WHAT THE EXERCISE ASKS: Copy out each line containing "Functional" from the entries below.

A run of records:
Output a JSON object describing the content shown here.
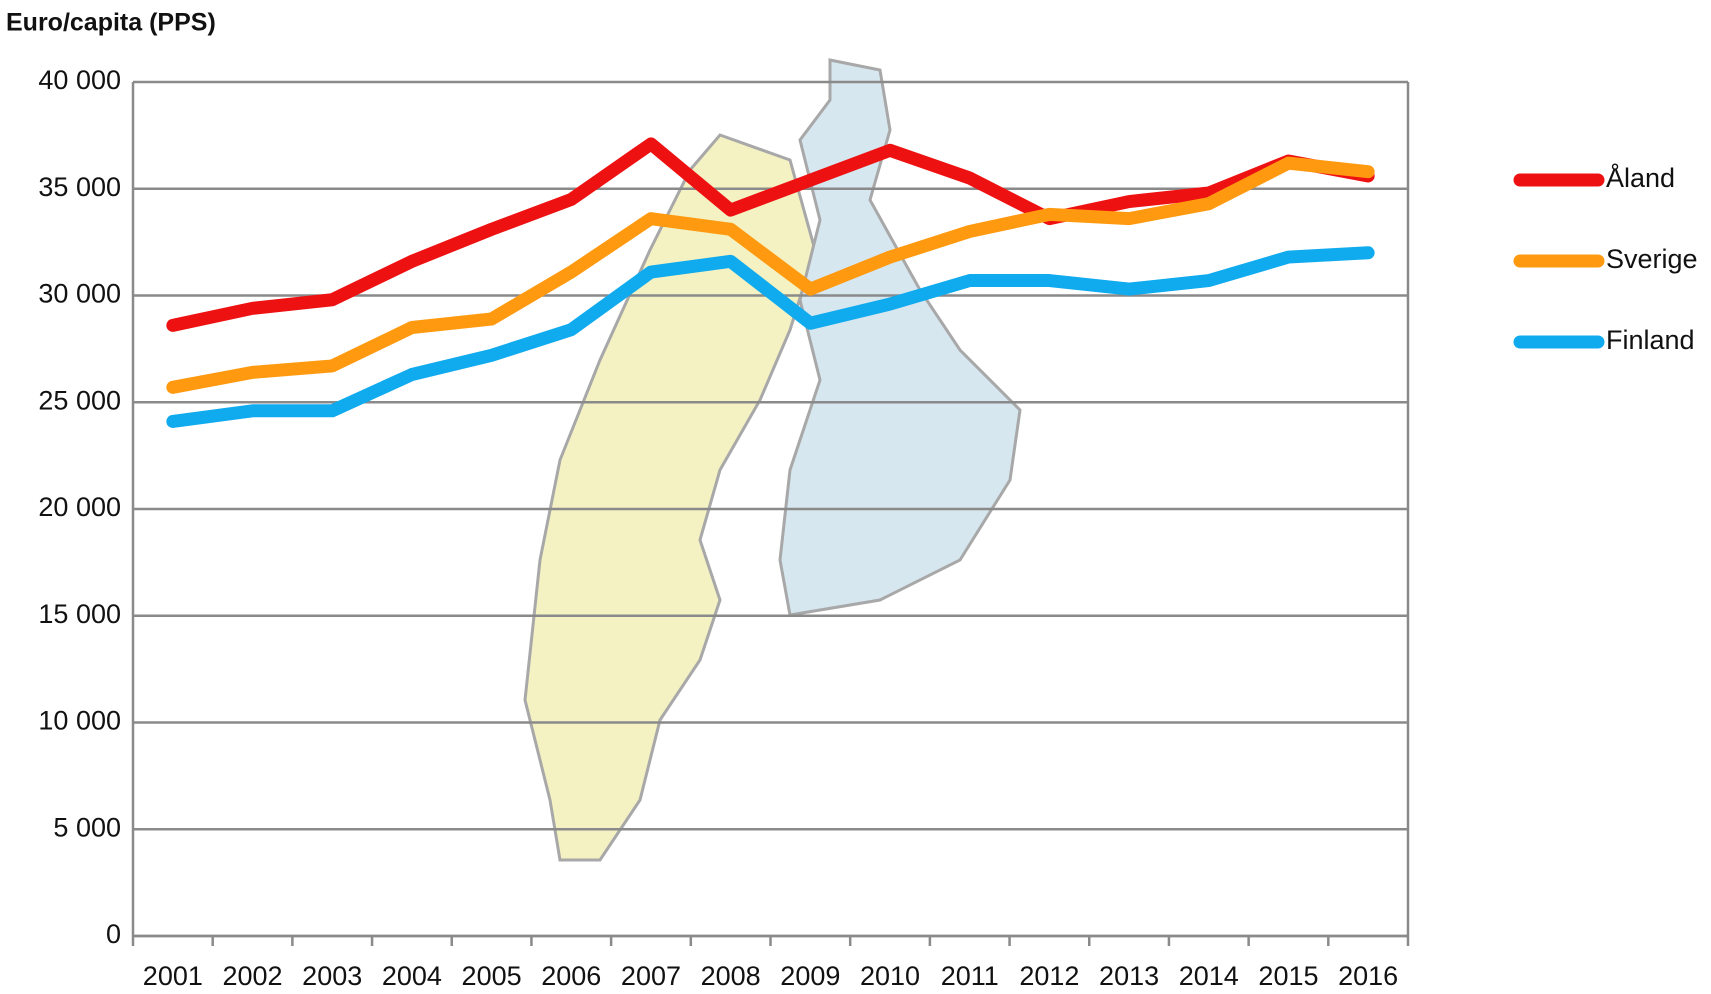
{
  "chart_data": {
    "type": "line",
    "y_label": "Euro/capita (PPS)",
    "categories": [
      "2001",
      "2002",
      "2003",
      "2004",
      "2005",
      "2006",
      "2007",
      "2008",
      "2009",
      "2010",
      "2011",
      "2012",
      "2013",
      "2014",
      "2015",
      "2016"
    ],
    "series": [
      {
        "name": "Åland",
        "color": "#ee1111",
        "values": [
          28600,
          29400,
          29800,
          31600,
          33100,
          34500,
          37100,
          34000,
          35400,
          36800,
          35500,
          33600,
          34400,
          34800,
          36300,
          35600
        ]
      },
      {
        "name": "Sverige",
        "color": "#ff9a10",
        "values": [
          25700,
          26400,
          26700,
          28500,
          28900,
          31100,
          33600,
          33100,
          30300,
          31800,
          33000,
          33800,
          33600,
          34300,
          36200,
          35800
        ]
      },
      {
        "name": "Finland",
        "color": "#10aaee",
        "values": [
          24100,
          24600,
          24600,
          26300,
          27200,
          28400,
          31100,
          31600,
          28700,
          29600,
          30700,
          30700,
          30300,
          30700,
          31800,
          32000
        ]
      }
    ],
    "ylim": [
      0,
      40000
    ],
    "yticks": [
      0,
      {
        "value": 5000,
        "label": "5 000"
      },
      {
        "value": 10000,
        "label": "10 000"
      },
      {
        "value": 15000,
        "label": "15 000"
      },
      {
        "value": 20000,
        "label": "20 000"
      },
      {
        "value": 25000,
        "label": "25 000"
      },
      {
        "value": 30000,
        "label": "30 000"
      },
      {
        "value": 35000,
        "label": "35 000"
      },
      {
        "value": 40000,
        "label": "40 000"
      }
    ],
    "grid": true,
    "legend": "right"
  }
}
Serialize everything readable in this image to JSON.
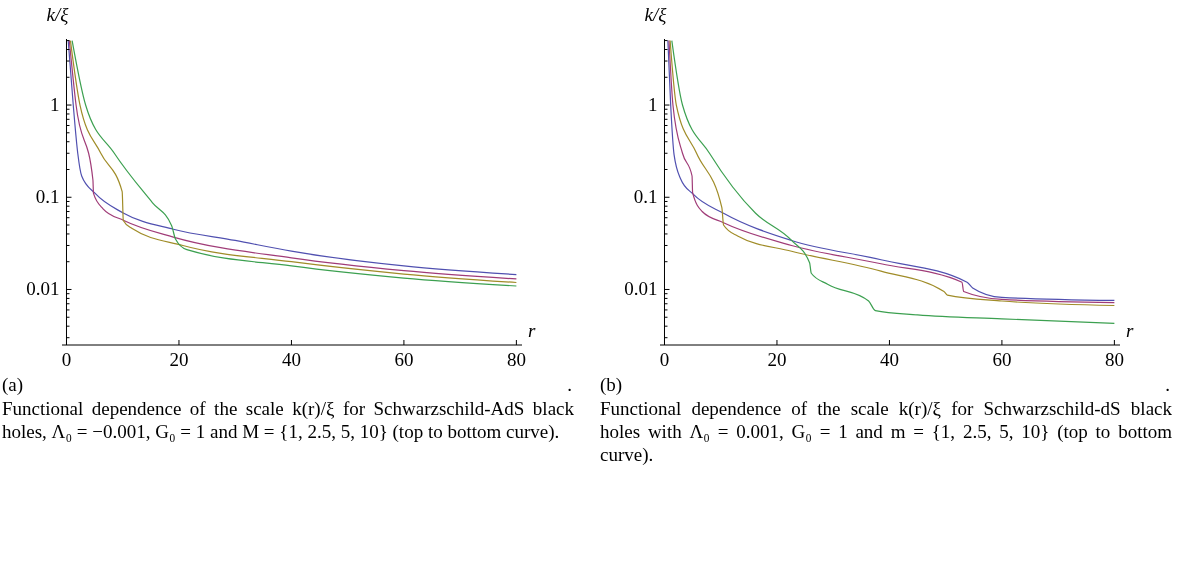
{
  "chart_data": [
    {
      "type": "line",
      "xlabel": "r",
      "ylabel": "k/ξ",
      "log": "y",
      "xlim": [
        -0.8,
        81
      ],
      "ylim": [
        0.0025,
        5.2
      ],
      "xticks": [
        0,
        20,
        40,
        60,
        80
      ],
      "yticks": [
        {
          "value": 0.003,
          "label": null
        },
        {
          "value": 0.004,
          "label": null
        },
        {
          "value": 0.005,
          "label": null
        },
        {
          "value": 0.006,
          "label": null
        },
        {
          "value": 0.007,
          "label": null
        },
        {
          "value": 0.008,
          "label": null
        },
        {
          "value": 0.009,
          "label": null
        },
        0.01,
        {
          "value": 0.02,
          "label": null
        },
        {
          "value": 0.03,
          "label": null
        },
        {
          "value": 0.04,
          "label": null
        },
        {
          "value": 0.05,
          "label": null
        },
        {
          "value": 0.06,
          "label": null
        },
        {
          "value": 0.07,
          "label": null
        },
        {
          "value": 0.08,
          "label": null
        },
        {
          "value": 0.09,
          "label": null
        },
        0.1,
        {
          "value": 0.2,
          "label": null
        },
        {
          "value": 0.3,
          "label": null
        },
        {
          "value": 0.4,
          "label": null
        },
        {
          "value": 0.5,
          "label": null
        },
        {
          "value": 0.6,
          "label": null
        },
        {
          "value": 0.7,
          "label": null
        },
        {
          "value": 0.8,
          "label": null
        },
        {
          "value": 0.9,
          "label": null
        },
        1,
        {
          "value": 2,
          "label": null
        },
        {
          "value": 3,
          "label": null
        },
        {
          "value": 4,
          "label": null
        },
        {
          "value": 5,
          "label": null
        }
      ],
      "grid": false,
      "series": [
        {
          "color": "#5050b0",
          "x": [
            0.3,
            1.2,
            2,
            2.7,
            5.1,
            10,
            19,
            30,
            40,
            60,
            80
          ],
          "values": [
            5,
            1,
            0.3,
            0.17,
            0.11,
            0.068,
            0.045,
            0.034,
            0.026,
            0.018,
            0.0145
          ]
        },
        {
          "color": "#a03c78",
          "x": [
            0.5,
            1.7,
            4.7,
            4.8,
            6.5,
            10.2,
            19,
            40,
            60,
            80
          ],
          "values": [
            5,
            1,
            0.154,
            0.11,
            0.075,
            0.056,
            0.037,
            0.022,
            0.016,
            0.013
          ]
        },
        {
          "color": "#a08c28",
          "x": [
            0.7,
            2.4,
            6.1,
            9.9,
            10.1,
            11.6,
            20.7,
            40,
            60,
            80
          ],
          "values": [
            5,
            1,
            0.3,
            0.115,
            0.056,
            0.046,
            0.03,
            0.02,
            0.0147,
            0.0119
          ]
        },
        {
          "color": "#3ca050",
          "x": [
            1,
            3.4,
            8.5,
            15.3,
            18.7,
            19.4,
            21.4,
            40,
            60,
            80
          ],
          "values": [
            5,
            1,
            0.3,
            0.087,
            0.049,
            0.035,
            0.027,
            0.018,
            0.0133,
            0.0109
          ]
        }
      ],
      "annotations": [
        "(a)",
        ".",
        "Functional dependence of the scale k(r)/ξ for Schwarzschild-AdS black holes, Λ₀ = −0.001, G₀ = 1 and M = {1, 2.5, 5, 10} (top to bottom curve)."
      ]
    },
    {
      "type": "line",
      "xlabel": "r",
      "ylabel": "k/ξ",
      "log": "y",
      "xlim": [
        -0.8,
        81
      ],
      "ylim": [
        0.0025,
        5.2
      ],
      "xticks": [
        0,
        20,
        40,
        60,
        80
      ],
      "yticks": [
        {
          "value": 0.003,
          "label": null
        },
        {
          "value": 0.004,
          "label": null
        },
        {
          "value": 0.005,
          "label": null
        },
        {
          "value": 0.006,
          "label": null
        },
        {
          "value": 0.007,
          "label": null
        },
        {
          "value": 0.008,
          "label": null
        },
        {
          "value": 0.009,
          "label": null
        },
        0.01,
        {
          "value": 0.02,
          "label": null
        },
        {
          "value": 0.03,
          "label": null
        },
        {
          "value": 0.04,
          "label": null
        },
        {
          "value": 0.05,
          "label": null
        },
        {
          "value": 0.06,
          "label": null
        },
        {
          "value": 0.07,
          "label": null
        },
        {
          "value": 0.08,
          "label": null
        },
        {
          "value": 0.09,
          "label": null
        },
        0.1,
        {
          "value": 0.2,
          "label": null
        },
        {
          "value": 0.3,
          "label": null
        },
        {
          "value": 0.4,
          "label": null
        },
        {
          "value": 0.5,
          "label": null
        },
        {
          "value": 0.6,
          "label": null
        },
        {
          "value": 0.7,
          "label": null
        },
        {
          "value": 0.8,
          "label": null
        },
        {
          "value": 0.9,
          "label": null
        },
        1,
        {
          "value": 2,
          "label": null
        },
        {
          "value": 3,
          "label": null
        },
        {
          "value": 4,
          "label": null
        },
        {
          "value": 5,
          "label": null
        }
      ],
      "grid": false,
      "series": [
        {
          "color": "#5050b0",
          "x": [
            0.6,
            1.1,
            1.7,
            2.9,
            5.1,
            10.5,
            22.6,
            38.5,
            53.8,
            54.8,
            60,
            80
          ],
          "values": [
            5,
            1,
            0.29,
            0.157,
            0.108,
            0.067,
            0.034,
            0.021,
            0.012,
            0.0104,
            0.0082,
            0.0076
          ]
        },
        {
          "color": "#a03c78",
          "x": [
            0.8,
            1.5,
            3.2,
            4.9,
            5,
            6.7,
            10.5,
            22.6,
            38.5,
            52.9,
            53.2,
            60,
            80
          ],
          "values": [
            5,
            1,
            0.3,
            0.17,
            0.112,
            0.07,
            0.053,
            0.03,
            0.019,
            0.012,
            0.0095,
            0.0078,
            0.0072
          ]
        },
        {
          "color": "#a08c28",
          "x": [
            1,
            2.1,
            5.7,
            10.2,
            10.5,
            13,
            22.6,
            38.5,
            49.7,
            50.3,
            60,
            80
          ],
          "values": [
            5,
            1,
            0.3,
            0.077,
            0.05,
            0.038,
            0.026,
            0.0158,
            0.0095,
            0.0087,
            0.0075,
            0.0067
          ]
        },
        {
          "color": "#3ca050",
          "x": [
            1.3,
            3.2,
            8,
            16.2,
            22.6,
            25.8,
            26.1,
            29,
            36.3,
            37.5,
            45,
            60,
            80
          ],
          "values": [
            5,
            1,
            0.3,
            0.067,
            0.034,
            0.0195,
            0.015,
            0.0114,
            0.0075,
            0.0059,
            0.0053,
            0.0048,
            0.0043
          ]
        }
      ],
      "annotations": [
        "(b)",
        ".",
        "Functional dependence of the scale k(r)/ξ for Schwarzschild-dS black holes with Λ₀ = 0.001, G₀ = 1 and m = {1, 2.5, 5, 10} (top to bottom curve)."
      ]
    }
  ]
}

ANSWER TO THIS EXERCISE:
        "Functional dependence of the scale k(r)/ξ for Schwarzschild-AdS black holes, Λ₀ = −0.001, G₀ = 1 and M = {1, 2.5, 5, 10} (top to bottom curve)."
        "Functional dependence of the scale k(r)/ξ for Schwarzschild-dS black holes with Λ₀ = 0.001, G₀ = 1 and m = {1, 2.5, 5, 10} (top to bottom curve)."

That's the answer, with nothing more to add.